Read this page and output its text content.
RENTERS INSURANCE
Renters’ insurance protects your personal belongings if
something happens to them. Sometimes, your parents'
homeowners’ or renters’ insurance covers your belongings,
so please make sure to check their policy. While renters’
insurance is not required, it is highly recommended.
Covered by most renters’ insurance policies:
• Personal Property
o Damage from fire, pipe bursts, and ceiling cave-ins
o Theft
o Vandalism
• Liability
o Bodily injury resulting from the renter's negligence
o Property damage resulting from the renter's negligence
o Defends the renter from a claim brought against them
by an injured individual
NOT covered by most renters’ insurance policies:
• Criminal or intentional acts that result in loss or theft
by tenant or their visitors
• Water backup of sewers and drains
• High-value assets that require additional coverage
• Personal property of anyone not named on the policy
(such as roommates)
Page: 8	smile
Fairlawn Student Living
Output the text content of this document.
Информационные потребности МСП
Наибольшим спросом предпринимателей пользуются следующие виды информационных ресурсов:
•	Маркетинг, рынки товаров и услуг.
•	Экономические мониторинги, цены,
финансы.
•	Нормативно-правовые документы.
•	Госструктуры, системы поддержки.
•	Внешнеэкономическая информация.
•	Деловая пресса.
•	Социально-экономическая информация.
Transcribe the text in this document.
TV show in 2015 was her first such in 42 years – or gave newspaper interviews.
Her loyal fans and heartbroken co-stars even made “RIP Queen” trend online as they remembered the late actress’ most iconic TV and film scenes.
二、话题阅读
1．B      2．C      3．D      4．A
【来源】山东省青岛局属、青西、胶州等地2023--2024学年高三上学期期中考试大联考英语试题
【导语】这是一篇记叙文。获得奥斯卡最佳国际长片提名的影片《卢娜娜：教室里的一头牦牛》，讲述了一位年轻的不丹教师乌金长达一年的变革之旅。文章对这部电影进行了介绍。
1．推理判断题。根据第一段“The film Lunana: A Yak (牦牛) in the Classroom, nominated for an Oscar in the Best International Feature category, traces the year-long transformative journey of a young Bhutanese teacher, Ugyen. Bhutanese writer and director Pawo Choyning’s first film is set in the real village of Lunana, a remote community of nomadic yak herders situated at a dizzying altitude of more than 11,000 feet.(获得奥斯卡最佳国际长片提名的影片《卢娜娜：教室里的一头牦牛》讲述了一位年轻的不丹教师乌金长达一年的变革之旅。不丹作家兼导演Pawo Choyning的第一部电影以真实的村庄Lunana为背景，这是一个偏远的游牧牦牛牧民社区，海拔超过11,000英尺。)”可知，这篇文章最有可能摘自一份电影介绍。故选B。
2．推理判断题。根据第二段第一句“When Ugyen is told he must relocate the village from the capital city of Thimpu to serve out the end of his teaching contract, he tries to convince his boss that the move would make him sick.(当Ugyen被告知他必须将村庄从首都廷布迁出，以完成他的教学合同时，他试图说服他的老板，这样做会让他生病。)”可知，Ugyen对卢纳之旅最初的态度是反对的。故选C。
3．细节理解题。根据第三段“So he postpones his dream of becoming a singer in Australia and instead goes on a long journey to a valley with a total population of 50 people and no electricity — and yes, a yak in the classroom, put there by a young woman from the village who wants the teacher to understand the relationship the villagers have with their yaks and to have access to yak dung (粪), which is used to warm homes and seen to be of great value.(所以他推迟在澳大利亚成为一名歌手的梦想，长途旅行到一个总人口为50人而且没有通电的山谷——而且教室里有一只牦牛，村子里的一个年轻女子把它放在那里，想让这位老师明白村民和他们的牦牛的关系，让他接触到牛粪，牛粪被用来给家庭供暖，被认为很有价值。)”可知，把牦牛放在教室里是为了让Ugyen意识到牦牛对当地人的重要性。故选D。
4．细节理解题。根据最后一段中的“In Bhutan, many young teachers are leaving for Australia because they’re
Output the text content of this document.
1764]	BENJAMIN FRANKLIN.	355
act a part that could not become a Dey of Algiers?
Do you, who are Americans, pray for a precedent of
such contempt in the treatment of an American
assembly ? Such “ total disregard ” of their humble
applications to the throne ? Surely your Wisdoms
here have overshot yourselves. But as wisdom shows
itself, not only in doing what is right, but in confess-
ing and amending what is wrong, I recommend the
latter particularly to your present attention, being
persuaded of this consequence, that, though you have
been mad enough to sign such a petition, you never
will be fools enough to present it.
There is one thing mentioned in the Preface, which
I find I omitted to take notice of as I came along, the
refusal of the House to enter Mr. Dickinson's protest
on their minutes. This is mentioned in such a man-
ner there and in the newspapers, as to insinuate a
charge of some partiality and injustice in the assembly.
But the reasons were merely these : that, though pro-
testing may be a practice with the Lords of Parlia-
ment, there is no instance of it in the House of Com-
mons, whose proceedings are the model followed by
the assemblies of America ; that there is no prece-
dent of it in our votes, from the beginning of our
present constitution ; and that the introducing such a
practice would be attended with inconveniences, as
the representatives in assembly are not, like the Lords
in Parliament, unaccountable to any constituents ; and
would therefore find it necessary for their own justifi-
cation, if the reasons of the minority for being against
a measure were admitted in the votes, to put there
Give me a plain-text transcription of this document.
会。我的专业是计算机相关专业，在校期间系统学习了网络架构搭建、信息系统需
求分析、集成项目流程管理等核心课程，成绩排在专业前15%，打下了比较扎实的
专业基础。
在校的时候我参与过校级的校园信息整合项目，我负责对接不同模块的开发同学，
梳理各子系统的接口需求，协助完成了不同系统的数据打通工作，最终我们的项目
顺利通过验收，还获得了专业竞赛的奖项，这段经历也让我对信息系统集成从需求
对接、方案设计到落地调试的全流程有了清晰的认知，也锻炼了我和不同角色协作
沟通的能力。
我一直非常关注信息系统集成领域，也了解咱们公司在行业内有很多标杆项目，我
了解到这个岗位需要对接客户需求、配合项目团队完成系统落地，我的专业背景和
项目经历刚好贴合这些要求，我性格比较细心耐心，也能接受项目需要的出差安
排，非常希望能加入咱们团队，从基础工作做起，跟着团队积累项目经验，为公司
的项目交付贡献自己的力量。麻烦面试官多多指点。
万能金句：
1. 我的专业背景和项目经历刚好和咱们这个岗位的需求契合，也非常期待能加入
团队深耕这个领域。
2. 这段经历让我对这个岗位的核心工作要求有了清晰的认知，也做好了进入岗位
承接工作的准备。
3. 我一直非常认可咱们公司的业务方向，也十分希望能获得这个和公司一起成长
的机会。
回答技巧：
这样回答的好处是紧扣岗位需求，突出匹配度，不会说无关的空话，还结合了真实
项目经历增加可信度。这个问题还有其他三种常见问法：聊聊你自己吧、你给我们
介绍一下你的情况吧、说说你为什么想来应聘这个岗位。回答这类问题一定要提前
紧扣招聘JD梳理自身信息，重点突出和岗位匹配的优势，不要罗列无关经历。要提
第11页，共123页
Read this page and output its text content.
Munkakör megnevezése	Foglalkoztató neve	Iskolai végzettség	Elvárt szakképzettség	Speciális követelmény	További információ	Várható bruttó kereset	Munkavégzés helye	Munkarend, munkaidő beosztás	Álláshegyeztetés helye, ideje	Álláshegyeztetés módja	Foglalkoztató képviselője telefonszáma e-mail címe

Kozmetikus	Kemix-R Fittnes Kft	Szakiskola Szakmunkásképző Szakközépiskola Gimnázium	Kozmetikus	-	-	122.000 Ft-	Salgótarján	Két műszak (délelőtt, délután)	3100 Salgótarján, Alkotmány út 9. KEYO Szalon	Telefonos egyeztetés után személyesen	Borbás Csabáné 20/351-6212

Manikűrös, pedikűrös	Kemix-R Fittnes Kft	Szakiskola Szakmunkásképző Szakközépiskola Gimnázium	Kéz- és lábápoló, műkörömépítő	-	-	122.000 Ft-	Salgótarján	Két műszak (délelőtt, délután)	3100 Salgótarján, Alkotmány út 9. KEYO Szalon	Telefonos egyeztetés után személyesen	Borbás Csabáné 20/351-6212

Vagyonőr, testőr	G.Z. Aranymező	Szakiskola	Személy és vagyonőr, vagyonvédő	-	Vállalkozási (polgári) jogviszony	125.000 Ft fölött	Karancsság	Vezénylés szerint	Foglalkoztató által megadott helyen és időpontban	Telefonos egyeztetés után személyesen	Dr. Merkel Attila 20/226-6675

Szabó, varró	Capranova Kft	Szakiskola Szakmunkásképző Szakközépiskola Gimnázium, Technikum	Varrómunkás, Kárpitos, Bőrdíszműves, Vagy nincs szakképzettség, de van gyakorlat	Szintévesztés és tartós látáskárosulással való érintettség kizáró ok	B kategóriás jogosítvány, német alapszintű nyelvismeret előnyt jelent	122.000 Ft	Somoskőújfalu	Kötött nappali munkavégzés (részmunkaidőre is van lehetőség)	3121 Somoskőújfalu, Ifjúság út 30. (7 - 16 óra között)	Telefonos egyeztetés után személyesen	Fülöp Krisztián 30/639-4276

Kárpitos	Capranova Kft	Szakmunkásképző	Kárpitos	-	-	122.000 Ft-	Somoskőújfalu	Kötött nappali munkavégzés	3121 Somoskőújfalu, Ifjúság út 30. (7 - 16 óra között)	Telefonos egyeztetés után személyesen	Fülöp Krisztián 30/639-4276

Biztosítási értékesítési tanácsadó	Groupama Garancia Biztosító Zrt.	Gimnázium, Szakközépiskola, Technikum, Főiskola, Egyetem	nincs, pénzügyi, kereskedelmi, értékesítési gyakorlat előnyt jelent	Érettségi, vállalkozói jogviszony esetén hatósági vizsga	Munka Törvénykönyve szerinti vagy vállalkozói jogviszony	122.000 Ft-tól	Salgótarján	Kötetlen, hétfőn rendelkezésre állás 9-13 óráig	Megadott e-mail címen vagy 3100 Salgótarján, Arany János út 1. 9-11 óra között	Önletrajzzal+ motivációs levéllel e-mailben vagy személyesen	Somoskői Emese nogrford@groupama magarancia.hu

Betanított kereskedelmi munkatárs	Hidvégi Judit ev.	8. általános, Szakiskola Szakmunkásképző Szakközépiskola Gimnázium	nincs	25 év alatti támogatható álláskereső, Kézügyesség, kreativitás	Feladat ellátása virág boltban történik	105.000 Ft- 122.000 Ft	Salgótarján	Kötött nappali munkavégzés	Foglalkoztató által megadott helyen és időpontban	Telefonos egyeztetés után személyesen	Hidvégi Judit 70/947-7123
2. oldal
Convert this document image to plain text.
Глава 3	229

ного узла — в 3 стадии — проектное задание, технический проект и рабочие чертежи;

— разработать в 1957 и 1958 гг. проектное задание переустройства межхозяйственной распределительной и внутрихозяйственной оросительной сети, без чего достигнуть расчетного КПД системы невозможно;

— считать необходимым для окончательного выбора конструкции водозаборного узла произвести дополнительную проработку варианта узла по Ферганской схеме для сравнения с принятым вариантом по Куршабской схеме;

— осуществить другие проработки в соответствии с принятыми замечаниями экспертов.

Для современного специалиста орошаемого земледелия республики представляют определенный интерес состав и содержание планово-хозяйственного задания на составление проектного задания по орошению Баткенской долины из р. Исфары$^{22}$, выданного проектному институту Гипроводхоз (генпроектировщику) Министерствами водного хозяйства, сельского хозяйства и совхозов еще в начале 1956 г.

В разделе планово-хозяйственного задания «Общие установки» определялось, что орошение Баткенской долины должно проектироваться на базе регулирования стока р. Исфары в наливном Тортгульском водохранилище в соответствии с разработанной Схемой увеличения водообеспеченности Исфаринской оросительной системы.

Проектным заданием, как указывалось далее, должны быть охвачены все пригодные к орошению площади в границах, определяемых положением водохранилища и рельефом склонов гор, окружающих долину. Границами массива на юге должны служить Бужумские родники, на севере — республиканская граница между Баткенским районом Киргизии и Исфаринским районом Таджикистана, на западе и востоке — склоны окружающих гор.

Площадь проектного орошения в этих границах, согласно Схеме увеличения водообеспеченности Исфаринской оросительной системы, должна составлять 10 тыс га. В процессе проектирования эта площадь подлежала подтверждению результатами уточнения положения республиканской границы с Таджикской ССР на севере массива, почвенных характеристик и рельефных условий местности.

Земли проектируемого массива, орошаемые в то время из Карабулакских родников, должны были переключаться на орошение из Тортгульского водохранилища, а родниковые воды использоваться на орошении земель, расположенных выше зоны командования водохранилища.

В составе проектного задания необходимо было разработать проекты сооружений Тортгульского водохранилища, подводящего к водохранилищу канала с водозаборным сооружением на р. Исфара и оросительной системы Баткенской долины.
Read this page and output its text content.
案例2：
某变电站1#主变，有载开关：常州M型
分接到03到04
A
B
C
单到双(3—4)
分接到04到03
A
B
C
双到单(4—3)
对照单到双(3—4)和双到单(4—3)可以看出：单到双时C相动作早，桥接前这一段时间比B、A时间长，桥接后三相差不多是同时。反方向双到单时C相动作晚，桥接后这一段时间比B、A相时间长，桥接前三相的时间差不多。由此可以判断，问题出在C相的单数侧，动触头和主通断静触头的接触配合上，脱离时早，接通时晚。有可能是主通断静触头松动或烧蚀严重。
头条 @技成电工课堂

——

__Problem statement__
Only the number is wanted: how many lines of the material above include the word "mentioned"?

__Solution to the exercise__
2